Dataset rows about figures:
--*--
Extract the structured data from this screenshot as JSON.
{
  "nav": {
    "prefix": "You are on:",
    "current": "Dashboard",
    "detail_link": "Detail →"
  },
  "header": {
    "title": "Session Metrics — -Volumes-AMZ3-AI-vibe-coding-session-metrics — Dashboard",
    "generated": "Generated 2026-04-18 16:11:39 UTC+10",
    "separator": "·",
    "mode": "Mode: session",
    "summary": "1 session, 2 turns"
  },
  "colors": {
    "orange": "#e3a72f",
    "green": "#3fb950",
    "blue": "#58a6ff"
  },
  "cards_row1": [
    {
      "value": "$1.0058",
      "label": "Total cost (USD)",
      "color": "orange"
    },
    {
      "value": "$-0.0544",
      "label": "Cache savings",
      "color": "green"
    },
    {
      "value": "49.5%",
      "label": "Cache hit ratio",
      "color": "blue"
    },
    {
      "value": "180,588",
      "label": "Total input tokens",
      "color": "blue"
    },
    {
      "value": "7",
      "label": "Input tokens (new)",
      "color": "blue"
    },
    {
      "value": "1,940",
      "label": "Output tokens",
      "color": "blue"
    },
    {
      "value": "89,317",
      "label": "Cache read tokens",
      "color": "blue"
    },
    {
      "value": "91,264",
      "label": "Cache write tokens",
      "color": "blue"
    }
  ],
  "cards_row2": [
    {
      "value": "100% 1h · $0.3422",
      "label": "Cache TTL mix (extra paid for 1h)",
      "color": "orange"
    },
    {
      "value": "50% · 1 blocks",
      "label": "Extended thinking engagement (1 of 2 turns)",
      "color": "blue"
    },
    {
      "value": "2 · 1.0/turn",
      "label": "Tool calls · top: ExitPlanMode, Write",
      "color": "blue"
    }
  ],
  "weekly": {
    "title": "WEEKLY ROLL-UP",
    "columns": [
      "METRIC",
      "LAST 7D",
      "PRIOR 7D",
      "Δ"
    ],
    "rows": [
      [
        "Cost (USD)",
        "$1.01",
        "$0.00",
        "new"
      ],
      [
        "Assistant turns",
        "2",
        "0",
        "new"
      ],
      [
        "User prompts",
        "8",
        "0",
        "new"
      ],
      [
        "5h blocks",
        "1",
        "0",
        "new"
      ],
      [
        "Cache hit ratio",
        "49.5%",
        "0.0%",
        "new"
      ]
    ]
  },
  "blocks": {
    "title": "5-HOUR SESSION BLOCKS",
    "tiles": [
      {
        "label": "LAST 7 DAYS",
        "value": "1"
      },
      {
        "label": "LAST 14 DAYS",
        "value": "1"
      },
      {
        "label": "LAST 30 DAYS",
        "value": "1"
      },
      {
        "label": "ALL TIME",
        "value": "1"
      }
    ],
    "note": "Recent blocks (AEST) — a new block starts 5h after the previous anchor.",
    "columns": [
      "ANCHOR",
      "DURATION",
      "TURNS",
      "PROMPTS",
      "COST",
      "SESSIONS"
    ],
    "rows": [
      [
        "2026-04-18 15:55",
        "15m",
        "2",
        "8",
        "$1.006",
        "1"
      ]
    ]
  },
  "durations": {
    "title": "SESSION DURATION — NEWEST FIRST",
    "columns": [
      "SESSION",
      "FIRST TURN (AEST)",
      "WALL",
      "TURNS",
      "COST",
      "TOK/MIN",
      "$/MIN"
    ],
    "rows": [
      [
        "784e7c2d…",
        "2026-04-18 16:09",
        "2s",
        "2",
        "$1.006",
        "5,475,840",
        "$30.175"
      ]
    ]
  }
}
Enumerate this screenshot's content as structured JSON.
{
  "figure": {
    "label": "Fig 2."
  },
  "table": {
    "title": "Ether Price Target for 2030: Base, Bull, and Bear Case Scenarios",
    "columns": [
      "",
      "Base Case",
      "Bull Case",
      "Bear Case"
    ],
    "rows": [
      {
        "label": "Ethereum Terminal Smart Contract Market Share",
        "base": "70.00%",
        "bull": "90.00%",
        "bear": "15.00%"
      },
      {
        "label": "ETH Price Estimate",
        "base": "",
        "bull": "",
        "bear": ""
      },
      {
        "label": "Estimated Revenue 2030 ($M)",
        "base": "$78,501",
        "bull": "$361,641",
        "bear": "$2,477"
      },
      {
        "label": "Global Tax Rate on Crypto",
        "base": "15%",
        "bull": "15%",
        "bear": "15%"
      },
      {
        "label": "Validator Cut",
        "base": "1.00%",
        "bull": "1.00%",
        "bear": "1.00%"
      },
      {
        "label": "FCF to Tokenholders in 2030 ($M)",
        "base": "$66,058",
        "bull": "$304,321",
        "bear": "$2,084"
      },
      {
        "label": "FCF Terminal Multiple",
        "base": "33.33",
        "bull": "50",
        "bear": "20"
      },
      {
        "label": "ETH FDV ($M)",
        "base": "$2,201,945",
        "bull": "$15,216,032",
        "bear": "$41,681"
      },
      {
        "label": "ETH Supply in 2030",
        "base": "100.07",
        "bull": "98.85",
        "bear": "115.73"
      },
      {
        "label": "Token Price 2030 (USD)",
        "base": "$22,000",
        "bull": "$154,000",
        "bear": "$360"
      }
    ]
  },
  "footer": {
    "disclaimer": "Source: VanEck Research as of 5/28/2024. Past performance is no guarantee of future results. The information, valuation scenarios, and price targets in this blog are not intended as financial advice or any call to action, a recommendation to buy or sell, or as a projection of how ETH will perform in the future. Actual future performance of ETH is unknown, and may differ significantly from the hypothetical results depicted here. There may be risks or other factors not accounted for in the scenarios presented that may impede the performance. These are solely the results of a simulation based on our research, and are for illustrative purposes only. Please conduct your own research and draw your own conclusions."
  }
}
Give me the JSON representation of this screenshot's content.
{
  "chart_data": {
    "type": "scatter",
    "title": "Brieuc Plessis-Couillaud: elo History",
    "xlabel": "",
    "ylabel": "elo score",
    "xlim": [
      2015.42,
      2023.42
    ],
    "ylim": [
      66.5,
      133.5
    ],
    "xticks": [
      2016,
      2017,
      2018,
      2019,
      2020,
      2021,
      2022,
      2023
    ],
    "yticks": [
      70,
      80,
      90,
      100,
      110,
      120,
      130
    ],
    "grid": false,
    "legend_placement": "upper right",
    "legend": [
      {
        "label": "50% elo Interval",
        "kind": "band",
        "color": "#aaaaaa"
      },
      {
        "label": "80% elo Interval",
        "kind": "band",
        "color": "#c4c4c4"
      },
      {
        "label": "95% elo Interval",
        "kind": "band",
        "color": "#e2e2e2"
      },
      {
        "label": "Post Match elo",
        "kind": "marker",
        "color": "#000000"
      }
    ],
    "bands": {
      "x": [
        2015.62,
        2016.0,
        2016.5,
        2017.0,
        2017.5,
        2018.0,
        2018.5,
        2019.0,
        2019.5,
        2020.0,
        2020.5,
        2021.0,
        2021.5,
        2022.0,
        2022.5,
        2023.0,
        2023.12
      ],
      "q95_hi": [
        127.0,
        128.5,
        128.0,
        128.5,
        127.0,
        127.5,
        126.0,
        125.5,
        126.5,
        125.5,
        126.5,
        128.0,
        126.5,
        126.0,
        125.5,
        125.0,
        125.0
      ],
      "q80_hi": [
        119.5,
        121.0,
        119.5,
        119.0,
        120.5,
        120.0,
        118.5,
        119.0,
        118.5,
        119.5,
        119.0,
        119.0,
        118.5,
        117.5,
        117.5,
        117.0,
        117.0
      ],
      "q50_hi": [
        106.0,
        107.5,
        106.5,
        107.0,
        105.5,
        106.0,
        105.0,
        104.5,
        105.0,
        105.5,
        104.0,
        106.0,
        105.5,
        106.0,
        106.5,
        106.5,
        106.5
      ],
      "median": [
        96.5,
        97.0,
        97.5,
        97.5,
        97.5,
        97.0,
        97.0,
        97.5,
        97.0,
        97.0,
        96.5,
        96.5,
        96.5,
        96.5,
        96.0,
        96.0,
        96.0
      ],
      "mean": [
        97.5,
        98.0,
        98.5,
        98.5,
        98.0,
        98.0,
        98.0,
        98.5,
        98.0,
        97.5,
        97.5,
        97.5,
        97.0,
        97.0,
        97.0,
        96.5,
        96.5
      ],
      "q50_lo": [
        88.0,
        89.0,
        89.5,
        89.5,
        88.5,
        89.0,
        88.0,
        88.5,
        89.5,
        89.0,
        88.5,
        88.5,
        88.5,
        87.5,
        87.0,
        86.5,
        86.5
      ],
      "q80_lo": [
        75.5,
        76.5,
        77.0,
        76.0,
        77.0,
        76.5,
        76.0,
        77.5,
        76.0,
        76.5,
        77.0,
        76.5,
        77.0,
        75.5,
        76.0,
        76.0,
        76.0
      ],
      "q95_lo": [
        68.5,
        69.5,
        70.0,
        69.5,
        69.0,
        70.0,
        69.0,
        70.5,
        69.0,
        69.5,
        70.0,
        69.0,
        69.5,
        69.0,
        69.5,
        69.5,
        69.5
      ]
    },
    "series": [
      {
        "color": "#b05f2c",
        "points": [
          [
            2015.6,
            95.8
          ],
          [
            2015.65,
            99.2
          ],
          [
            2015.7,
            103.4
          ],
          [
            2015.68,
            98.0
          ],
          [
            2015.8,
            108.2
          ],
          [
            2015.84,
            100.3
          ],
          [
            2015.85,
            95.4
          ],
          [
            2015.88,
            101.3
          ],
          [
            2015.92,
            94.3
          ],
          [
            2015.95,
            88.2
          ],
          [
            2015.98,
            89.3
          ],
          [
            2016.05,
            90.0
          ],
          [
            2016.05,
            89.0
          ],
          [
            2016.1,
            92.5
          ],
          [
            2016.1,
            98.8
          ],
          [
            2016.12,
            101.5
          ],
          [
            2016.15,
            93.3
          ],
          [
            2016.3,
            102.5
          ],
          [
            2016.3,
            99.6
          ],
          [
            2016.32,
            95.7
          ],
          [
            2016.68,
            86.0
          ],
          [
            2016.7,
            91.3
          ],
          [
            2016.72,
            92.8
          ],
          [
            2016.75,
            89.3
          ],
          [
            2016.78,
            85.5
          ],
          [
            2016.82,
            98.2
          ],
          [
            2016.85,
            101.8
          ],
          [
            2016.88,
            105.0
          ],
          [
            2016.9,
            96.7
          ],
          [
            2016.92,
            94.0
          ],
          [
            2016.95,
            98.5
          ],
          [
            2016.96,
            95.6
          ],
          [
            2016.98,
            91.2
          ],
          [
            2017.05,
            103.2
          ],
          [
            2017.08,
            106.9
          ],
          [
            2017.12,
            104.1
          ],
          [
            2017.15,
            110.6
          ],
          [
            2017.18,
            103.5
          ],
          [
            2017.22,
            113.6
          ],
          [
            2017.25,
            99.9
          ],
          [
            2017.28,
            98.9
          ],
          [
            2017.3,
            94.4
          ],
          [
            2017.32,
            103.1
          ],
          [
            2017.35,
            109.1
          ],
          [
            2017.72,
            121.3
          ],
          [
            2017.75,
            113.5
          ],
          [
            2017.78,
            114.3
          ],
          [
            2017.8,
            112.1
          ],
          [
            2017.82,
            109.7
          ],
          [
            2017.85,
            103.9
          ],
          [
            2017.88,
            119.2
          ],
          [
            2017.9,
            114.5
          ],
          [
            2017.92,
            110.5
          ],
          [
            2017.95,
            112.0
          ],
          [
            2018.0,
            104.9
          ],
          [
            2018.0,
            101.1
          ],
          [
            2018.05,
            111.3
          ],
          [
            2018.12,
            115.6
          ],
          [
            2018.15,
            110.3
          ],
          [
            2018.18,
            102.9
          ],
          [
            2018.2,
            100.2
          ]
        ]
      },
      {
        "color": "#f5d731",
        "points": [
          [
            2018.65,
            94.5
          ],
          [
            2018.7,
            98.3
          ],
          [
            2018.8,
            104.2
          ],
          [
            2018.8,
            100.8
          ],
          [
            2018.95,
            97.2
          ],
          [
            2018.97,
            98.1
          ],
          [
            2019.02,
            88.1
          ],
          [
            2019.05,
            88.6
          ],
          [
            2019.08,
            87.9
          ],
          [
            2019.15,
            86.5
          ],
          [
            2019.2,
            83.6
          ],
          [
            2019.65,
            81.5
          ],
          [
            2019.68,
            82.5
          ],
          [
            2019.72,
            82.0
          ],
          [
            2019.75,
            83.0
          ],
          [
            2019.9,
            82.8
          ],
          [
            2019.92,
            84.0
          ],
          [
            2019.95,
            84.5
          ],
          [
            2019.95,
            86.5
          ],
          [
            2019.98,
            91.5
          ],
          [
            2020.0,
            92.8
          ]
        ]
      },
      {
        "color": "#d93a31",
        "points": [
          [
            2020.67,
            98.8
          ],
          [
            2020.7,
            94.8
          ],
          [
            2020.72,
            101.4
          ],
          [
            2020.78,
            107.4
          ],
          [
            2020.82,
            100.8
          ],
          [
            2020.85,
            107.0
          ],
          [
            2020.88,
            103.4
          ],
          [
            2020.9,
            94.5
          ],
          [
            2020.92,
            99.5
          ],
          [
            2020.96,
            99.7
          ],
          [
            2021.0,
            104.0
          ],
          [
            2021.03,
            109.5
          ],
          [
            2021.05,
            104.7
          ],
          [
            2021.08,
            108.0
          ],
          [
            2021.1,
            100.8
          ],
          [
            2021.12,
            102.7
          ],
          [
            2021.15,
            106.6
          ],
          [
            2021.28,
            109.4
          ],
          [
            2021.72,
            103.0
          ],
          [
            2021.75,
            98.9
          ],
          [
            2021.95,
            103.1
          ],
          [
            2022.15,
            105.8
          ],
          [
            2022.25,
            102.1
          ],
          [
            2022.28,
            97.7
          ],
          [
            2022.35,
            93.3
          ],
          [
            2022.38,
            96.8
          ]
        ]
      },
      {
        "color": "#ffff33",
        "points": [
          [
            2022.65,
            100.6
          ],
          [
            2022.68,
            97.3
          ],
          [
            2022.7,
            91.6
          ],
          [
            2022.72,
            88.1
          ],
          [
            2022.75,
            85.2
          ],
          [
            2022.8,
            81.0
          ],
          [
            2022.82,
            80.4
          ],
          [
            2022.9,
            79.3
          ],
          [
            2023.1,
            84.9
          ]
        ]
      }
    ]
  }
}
--*--
● **Required task**: Give solely the number of lines in the data that contain the string "title".

● **Task solution**: 6